### Raw data
········

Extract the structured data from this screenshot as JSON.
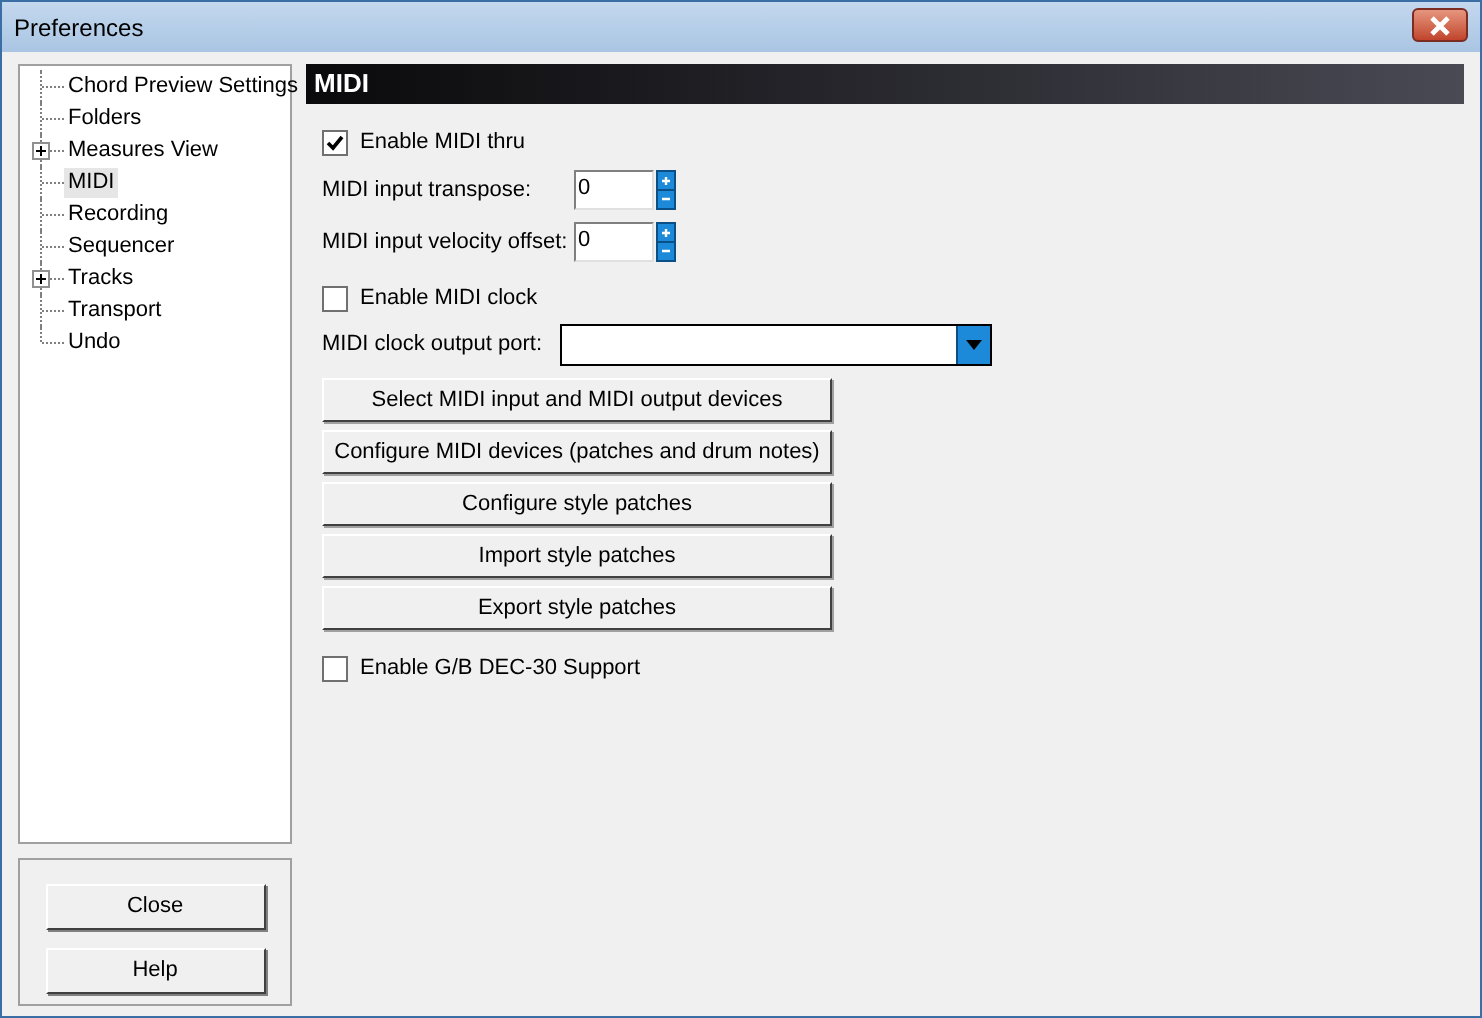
{
  "window": {
    "title": "Preferences"
  },
  "tree": [
    {
      "label": "Chord Preview Settings",
      "selected": false
    },
    {
      "label": "Folders",
      "selected": false
    },
    {
      "label": "Measures View",
      "selected": false,
      "expanded": false
    },
    {
      "label": "MIDI",
      "selected": true
    },
    {
      "label": "Recording",
      "selected": false
    },
    {
      "label": "Sequencer",
      "selected": false
    },
    {
      "label": "Tracks",
      "selected": false,
      "expanded": false
    },
    {
      "label": "Transport",
      "selected": false
    },
    {
      "label": "Undo",
      "selected": false
    }
  ],
  "footer_buttons": [
    "Close",
    "Help"
  ],
  "panel": {
    "title": "MIDI",
    "controls": [
      {
        "kind": "checkbox",
        "label": "Enable MIDI thru",
        "checked": true
      },
      {
        "kind": "spin",
        "label": "MIDI input transpose:",
        "value": "0"
      },
      {
        "kind": "spin",
        "label": "MIDI input velocity offset:",
        "value": "0"
      },
      {
        "kind": "checkbox",
        "label": "Enable MIDI clock",
        "checked": false
      },
      {
        "kind": "dropdown",
        "label": "MIDI clock output port:"
      },
      {
        "kind": "button",
        "label": "Select MIDI input and MIDI output devices"
      },
      {
        "kind": "button",
        "label": "Configure MIDI devices (patches and drum notes)"
      },
      {
        "kind": "button",
        "label": "Configure style patches"
      },
      {
        "kind": "button",
        "label": "Import style patches"
      },
      {
        "kind": "button",
        "label": "Export style patches"
      },
      {
        "kind": "checkbox",
        "label": "Enable G/B DEC-30 Support",
        "checked": false
      }
    ]
  }
}
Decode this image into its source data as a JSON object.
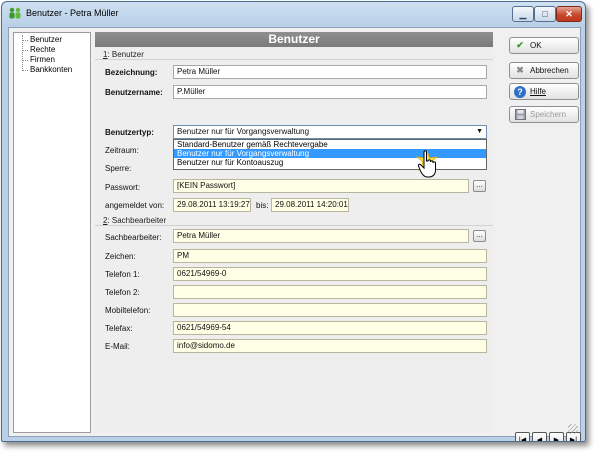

········

### Given exercise
Reproduce the listing above exactly, excluding all pictures.

### The answer
Extract the structured data from this screenshot as JSON.
{
  "window": {
    "title": "Preferences"
  },
  "tree": [
    {
      "label": "Chord Preview Settings",
      "selected": false
    },
    {
      "label": "Folders",
      "selected": false
    },
    {
      "label": "Measures View",
      "selected": false,
      "expanded": false
    },
    {
      "label": "MIDI",
      "selected": true
    },
    {
      "label": "Recording",
      "selected": false
    },
    {
      "label": "Sequencer",
      "selected": false
    },
    {
      "label": "Tracks",
      "selected": false,
      "expanded": false
    },
    {
      "label": "Transport",
      "selected": false
    },
    {
      "label": "Undo",
      "selected": false
    }
  ],
  "footer_buttons": [
    "Close",
    "Help"
  ],
  "panel": {
    "title": "MIDI",
    "controls": [
      {
        "kind": "checkbox",
        "label": "Enable MIDI thru",
        "checked": true
      },
      {
        "kind": "spin",
        "label": "MIDI input transpose:",
        "value": "0"
      },
      {
        "kind": "spin",
        "label": "MIDI input velocity offset:",
        "value": "0"
      },
      {
        "kind": "checkbox",
        "label": "Enable MIDI clock",
        "checked": false
      },
      {
        "kind": "dropdown",
        "label": "MIDI clock output port:"
      },
      {
        "kind": "button",
        "label": "Select MIDI input and MIDI output devices"
      },
      {
        "kind": "button",
        "label": "Configure MIDI devices (patches and drum notes)"
      },
      {
        "kind": "button",
        "label": "Configure style patches"
      },
      {
        "kind": "button",
        "label": "Import style patches"
      },
      {
        "kind": "button",
        "label": "Export style patches"
      },
      {
        "kind": "checkbox",
        "label": "Enable G/B DEC-30 Support",
        "checked": false
      }
    ]
  }
}
Decode this image into its source data as a JSON object.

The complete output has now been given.